Problem: In the entries below, find every line holding the string "bottom" and collect it.

Dataset records:
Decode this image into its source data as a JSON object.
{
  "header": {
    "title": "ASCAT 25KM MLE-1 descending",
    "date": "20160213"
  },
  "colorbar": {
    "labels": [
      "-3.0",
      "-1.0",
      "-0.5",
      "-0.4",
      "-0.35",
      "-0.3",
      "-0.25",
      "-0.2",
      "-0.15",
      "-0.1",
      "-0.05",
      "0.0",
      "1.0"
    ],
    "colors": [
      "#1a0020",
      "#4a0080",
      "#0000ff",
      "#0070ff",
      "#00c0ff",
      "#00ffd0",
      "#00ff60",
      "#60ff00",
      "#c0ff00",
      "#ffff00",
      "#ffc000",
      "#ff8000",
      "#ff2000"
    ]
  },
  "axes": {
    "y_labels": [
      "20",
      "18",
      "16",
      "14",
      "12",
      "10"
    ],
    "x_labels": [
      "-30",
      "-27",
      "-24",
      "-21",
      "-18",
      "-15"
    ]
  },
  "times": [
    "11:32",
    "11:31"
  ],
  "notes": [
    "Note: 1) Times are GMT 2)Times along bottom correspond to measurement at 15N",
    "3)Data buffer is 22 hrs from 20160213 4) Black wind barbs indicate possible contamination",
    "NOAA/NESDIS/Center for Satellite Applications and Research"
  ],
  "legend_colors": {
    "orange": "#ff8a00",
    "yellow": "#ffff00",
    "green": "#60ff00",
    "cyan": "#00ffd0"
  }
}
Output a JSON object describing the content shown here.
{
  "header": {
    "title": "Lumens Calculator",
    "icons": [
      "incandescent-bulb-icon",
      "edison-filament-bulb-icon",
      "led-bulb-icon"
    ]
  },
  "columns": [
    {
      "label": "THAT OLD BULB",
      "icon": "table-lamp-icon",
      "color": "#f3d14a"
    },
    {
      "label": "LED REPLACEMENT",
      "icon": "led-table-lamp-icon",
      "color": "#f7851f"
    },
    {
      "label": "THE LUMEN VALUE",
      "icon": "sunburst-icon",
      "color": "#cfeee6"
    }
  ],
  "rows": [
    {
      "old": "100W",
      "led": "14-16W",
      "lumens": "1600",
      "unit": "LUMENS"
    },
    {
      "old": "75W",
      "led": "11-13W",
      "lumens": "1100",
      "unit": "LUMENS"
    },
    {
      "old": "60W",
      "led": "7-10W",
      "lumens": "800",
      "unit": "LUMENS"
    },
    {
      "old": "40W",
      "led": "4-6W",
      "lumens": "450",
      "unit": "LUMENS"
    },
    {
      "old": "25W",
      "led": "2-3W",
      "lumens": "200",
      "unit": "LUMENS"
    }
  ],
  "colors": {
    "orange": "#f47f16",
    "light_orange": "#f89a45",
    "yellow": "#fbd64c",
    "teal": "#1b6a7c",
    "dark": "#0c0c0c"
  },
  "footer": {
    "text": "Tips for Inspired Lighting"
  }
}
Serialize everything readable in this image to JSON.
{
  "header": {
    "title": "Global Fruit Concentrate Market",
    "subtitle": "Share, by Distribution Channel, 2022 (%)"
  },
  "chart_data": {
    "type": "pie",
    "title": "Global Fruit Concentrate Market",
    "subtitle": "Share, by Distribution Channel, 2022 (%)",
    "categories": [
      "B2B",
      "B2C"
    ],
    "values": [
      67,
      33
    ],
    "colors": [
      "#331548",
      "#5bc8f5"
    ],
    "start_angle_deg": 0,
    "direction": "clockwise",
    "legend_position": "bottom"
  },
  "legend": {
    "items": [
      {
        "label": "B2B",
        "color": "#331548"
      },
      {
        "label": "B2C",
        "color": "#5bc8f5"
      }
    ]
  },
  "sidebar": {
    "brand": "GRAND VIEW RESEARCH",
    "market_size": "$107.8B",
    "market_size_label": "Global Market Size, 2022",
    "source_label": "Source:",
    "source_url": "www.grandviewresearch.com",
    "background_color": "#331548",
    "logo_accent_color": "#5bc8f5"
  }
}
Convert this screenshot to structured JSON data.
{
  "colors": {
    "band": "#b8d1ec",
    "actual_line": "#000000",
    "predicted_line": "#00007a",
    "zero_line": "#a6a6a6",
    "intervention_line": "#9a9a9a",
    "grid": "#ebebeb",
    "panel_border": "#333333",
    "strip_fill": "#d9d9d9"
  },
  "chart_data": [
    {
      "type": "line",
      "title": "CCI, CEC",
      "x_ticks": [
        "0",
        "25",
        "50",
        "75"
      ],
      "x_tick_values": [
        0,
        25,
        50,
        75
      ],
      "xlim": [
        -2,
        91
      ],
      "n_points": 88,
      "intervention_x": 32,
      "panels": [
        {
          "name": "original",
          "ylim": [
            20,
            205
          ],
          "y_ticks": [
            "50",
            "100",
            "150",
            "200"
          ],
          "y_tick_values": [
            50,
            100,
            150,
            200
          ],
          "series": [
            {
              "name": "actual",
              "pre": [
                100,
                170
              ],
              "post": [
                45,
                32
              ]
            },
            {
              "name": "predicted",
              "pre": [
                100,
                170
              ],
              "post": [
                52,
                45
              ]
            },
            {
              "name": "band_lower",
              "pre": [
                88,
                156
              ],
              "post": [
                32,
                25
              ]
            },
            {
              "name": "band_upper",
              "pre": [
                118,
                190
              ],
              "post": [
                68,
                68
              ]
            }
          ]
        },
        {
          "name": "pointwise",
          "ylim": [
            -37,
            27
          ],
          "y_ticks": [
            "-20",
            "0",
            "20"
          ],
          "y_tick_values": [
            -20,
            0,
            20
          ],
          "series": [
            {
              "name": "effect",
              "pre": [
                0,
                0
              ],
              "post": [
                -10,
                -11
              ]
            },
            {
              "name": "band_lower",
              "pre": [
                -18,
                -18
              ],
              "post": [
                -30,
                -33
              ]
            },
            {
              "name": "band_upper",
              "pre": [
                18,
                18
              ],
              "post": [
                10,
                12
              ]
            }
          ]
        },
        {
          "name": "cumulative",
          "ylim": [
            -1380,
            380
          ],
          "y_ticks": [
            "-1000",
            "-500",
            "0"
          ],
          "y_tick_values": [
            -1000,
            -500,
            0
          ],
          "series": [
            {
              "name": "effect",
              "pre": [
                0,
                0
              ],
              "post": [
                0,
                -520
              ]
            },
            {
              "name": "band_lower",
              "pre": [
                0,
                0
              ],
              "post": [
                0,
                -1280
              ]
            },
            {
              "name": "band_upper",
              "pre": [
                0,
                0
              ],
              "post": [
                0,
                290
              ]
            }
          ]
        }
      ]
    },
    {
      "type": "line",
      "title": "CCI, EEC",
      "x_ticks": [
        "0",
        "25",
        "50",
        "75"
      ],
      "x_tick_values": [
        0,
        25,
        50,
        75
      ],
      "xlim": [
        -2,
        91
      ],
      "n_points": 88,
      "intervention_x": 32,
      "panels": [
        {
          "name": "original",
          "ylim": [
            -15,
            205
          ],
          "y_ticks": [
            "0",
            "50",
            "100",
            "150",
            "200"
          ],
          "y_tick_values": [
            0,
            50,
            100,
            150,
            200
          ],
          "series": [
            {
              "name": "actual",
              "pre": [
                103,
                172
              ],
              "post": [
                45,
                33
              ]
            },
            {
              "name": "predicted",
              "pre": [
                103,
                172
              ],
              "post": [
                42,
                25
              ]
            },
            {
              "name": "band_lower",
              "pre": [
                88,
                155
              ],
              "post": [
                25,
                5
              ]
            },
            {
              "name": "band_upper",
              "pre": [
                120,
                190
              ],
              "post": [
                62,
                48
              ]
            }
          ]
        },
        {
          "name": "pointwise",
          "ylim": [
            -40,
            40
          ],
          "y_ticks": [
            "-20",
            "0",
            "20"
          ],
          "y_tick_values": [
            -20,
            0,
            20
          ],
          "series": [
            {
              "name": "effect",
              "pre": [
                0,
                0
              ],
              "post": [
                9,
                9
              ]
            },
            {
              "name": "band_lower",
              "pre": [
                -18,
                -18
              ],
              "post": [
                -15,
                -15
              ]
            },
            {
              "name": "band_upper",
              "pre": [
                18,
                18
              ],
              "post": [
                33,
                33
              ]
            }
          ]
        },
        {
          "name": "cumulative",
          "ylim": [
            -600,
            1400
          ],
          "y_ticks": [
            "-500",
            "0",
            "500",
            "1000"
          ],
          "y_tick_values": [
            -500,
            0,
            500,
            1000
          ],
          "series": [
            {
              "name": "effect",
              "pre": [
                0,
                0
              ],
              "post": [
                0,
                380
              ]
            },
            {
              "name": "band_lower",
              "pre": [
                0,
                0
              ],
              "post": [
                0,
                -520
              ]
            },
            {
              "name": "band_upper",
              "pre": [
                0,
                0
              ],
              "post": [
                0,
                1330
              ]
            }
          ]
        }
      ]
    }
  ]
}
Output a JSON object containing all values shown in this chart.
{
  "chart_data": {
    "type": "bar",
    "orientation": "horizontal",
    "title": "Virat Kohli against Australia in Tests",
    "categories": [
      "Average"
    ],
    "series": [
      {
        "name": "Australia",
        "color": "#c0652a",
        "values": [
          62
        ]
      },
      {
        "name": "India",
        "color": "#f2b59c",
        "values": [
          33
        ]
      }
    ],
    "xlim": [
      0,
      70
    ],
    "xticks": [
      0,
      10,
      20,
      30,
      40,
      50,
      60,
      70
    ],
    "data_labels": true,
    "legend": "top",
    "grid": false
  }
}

Solution to this task:
    "Note: 1) Times are GMT 2)Times along bottom correspond to measurement at 15N",
    "legend_position": "bottom"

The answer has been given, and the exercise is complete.